NT: You and Radieux Radio collaborated lyrically on a few songs on the album, some of which are completely written by Radieux that you sing. Did you collaborate lyrically like that with Kim Gordon?

TM: Sometimes. Mostly it was whoever was singing had written those lyrics. There were instances where someone would write lyrics for the other person to have to use.

NT: Can you give me an example?

TM: “The Ineffable Me.” I wrote those lyrics and I think Kim was struggling with lyrics on that song and I could see the struggle going on, so I wrote them as a takeoff of Steve Malkmus-writing. I was like, “I’m going to write some Malkmus-ian lyrics for you to sing” [laughs]. I thought that would be something she’d appreciate. I purposely put male-lines in there. I always liked that kind of shift. Like when I heard the Slits singing “I Heard It Through the Grapevine.” They don’t change the genders. Sometimes when I write lyrics, I like to put myself in a more feminine state of mind, or I try to have the text as if it were written from a feminine perspective, or what I believe to be feminine. It will actively change the nature of the lyric, which I like and actually feel more comfortable with.  I feel like I can sort of cross-dress in lyrics a bit, which is kind of okay.

• _Given problem 1_
Reproduce word for word the part of the interview about writing lyrics that begins at the words "TM: Sometimes. Mostly" and stops after the words "have to use.".
• _Given problem 2_
Write the next part of the interview about writing lyrics, picking up after its final sentence.

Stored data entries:
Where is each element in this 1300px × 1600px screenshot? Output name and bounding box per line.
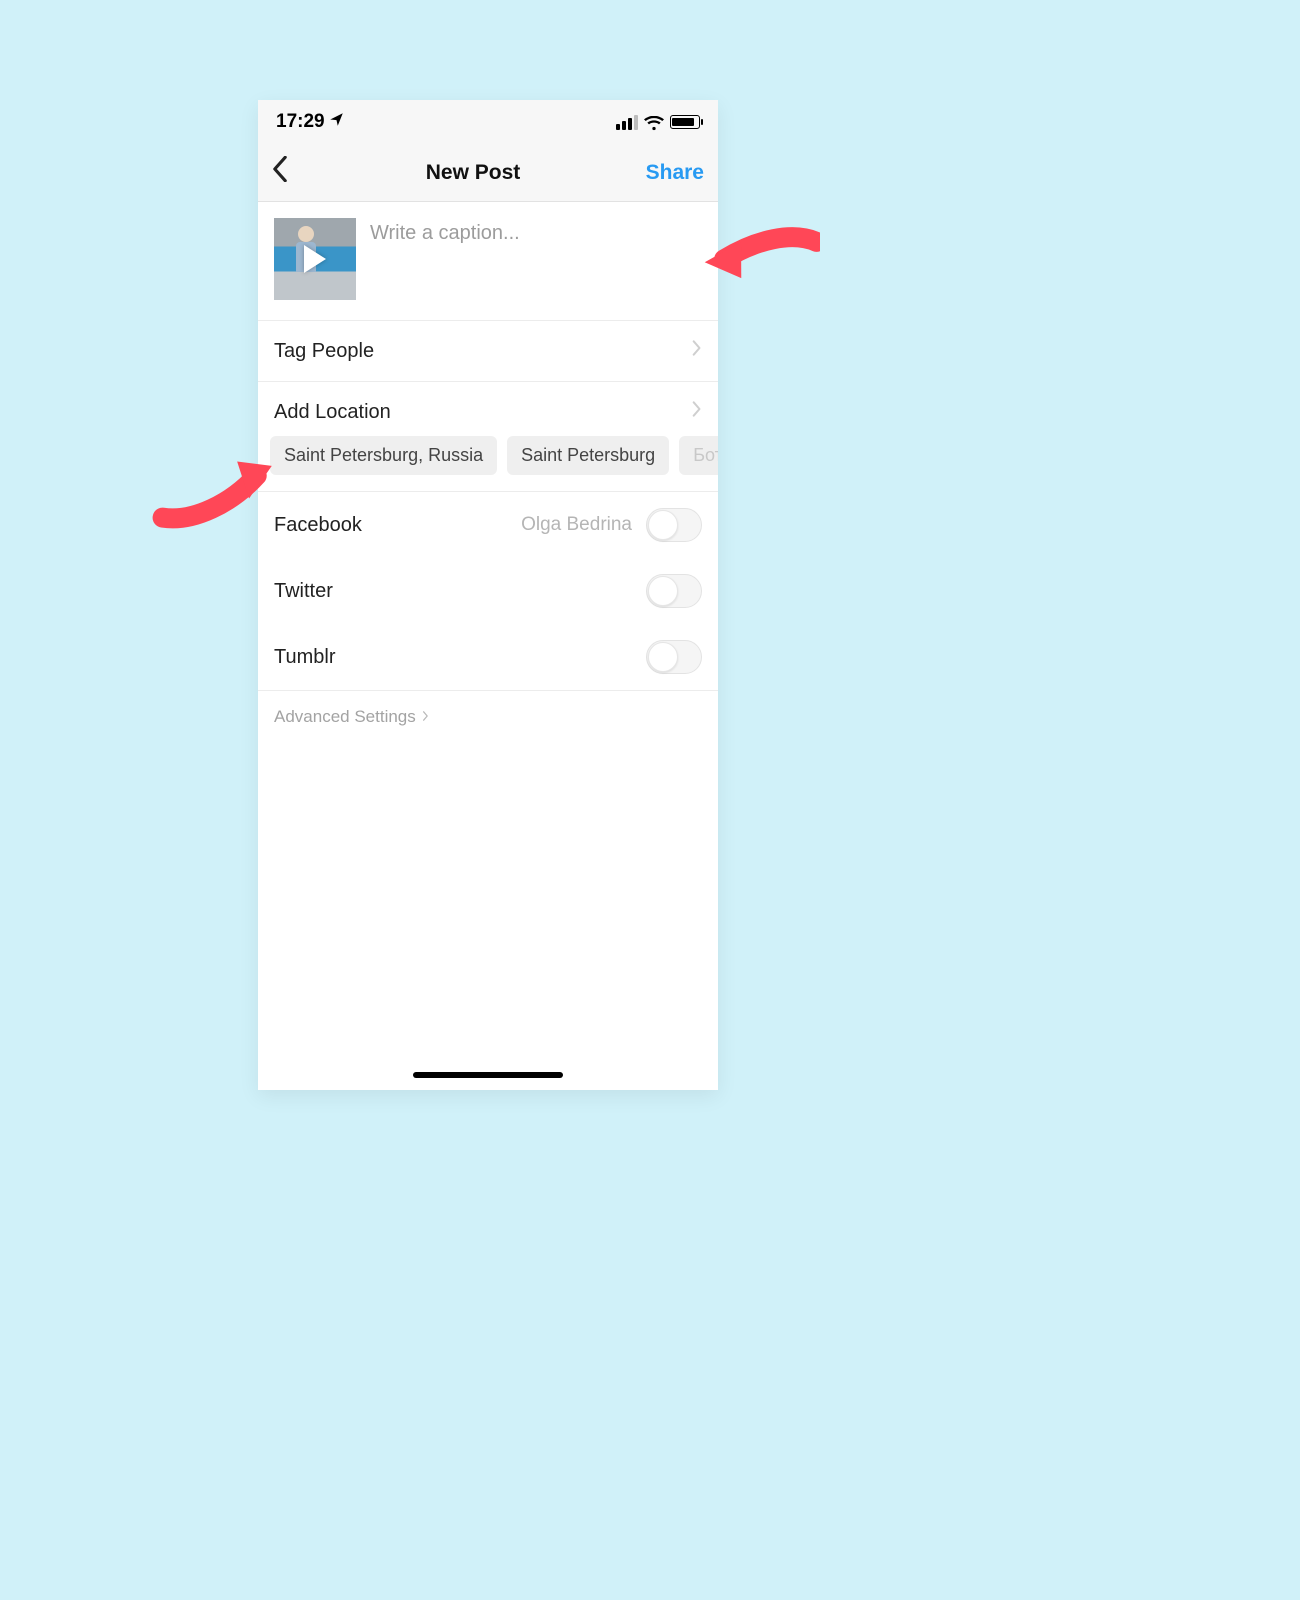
advanced-settings-row[interactable]: Advanced Settings: [258, 691, 718, 743]
tumblr-toggle[interactable]: [646, 640, 702, 674]
page-title: New Post: [426, 161, 521, 185]
chevron-right-icon: [422, 707, 430, 727]
share-twitter-label: Twitter: [274, 580, 333, 603]
share-twitter-row: Twitter: [258, 558, 718, 624]
share-tumblr-label: Tumblr: [274, 646, 335, 669]
battery-icon: [670, 115, 700, 129]
share-facebook-label: Facebook: [274, 514, 362, 537]
location-chip[interactable]: Бота: [679, 436, 718, 475]
play-icon: [304, 245, 326, 273]
home-indicator: [413, 1072, 563, 1078]
add-location-label: Add Location: [274, 401, 391, 424]
share-facebook-row: Facebook Olga Bedrina: [258, 492, 718, 558]
facebook-account: Olga Bedrina: [521, 514, 632, 536]
share-tumblr-row: Tumblr: [258, 624, 718, 690]
facebook-toggle[interactable]: [646, 508, 702, 542]
signal-icon: [616, 115, 638, 130]
phone-frame: 17:29 New Post Share Write a caption...: [258, 100, 718, 1090]
chevron-right-icon: [692, 400, 702, 424]
tag-people-row[interactable]: Tag People: [258, 321, 718, 382]
annotation-arrow-icon: [700, 218, 820, 288]
location-suggestions: Saint Petersburg, Russia Saint Petersbur…: [258, 436, 718, 491]
wifi-icon: [644, 115, 664, 129]
caption-input[interactable]: Write a caption...: [370, 218, 702, 300]
location-chip[interactable]: Saint Petersburg: [507, 436, 669, 475]
back-button[interactable]: [272, 156, 312, 189]
post-thumbnail[interactable]: [274, 218, 356, 300]
advanced-settings-label: Advanced Settings: [274, 707, 416, 727]
caption-row: Write a caption...: [258, 204, 718, 321]
nav-header: New Post Share: [258, 144, 718, 202]
location-chip[interactable]: Saint Petersburg, Russia: [270, 436, 497, 475]
twitter-toggle[interactable]: [646, 574, 702, 608]
location-arrow-icon: [329, 111, 344, 133]
tag-people-label: Tag People: [274, 340, 374, 363]
chevron-right-icon: [692, 339, 702, 363]
share-button[interactable]: Share: [634, 161, 704, 185]
add-location-row[interactable]: Add Location: [258, 382, 718, 436]
location-section: Add Location Saint Petersburg, Russia Sa…: [258, 382, 718, 492]
share-section: Facebook Olga Bedrina Twitter Tumblr: [258, 492, 718, 691]
status-bar: 17:29: [258, 100, 718, 144]
status-time: 17:29: [276, 111, 325, 133]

• _Final result 1_
TM: Sometimes. Mostly it was whoever was singing had written those lyrics. There were instances where someone would write lyrics for the other person to have to use.

• _Final result 2_
NT: That’s a thing I’ve always admired about Stephin Merritt’s lyrics, but it’s also something that will annoy me with covers of songs – when the performer decides to switch the pronouns. It always seems a little over thought.

TM: Yeah, like when they do it, it’s like…eh, I don’t know…

NT: Yeah, like Johnny Thunders’ cover of “Great Big Kiss.” He switches the pronouns and it kind of takes me out of it.

TM: I’ve been thinking about Johnny Thunders lately because I used to see him a lot in the 70s. He also did a cover of [singing] “Do You Love Me?” They [Johnny Thunders’ band the Heartbreakers] always did such a great, trashy version of that. Maybe I should break out a Heartbreakers cover or something like that [for the tour].

NT: You should. I don’t think anyone would expect it really.

TM: I mean those are my real New York roots. I used to see Johnny Thunders and the Heartbreakers a lot. I was thinking about that recently, it’d be really good.

NT: It was always cool hearing Sonic Youth do covers because you guys had such a unique filter. Something like “Hot Wire My Heart” for instance maintained the original’s punkiness but still felt very much at home on Sister.

TM: Yeah, I like that one. Yeah, It was also just sort of letting you know the band was having some fun, like when we did “Bubblegum” a little earlier.

NT: I feel like with Chelsea Light Moving, it was a bit more a punky exercise than a proper Thurston Moore record.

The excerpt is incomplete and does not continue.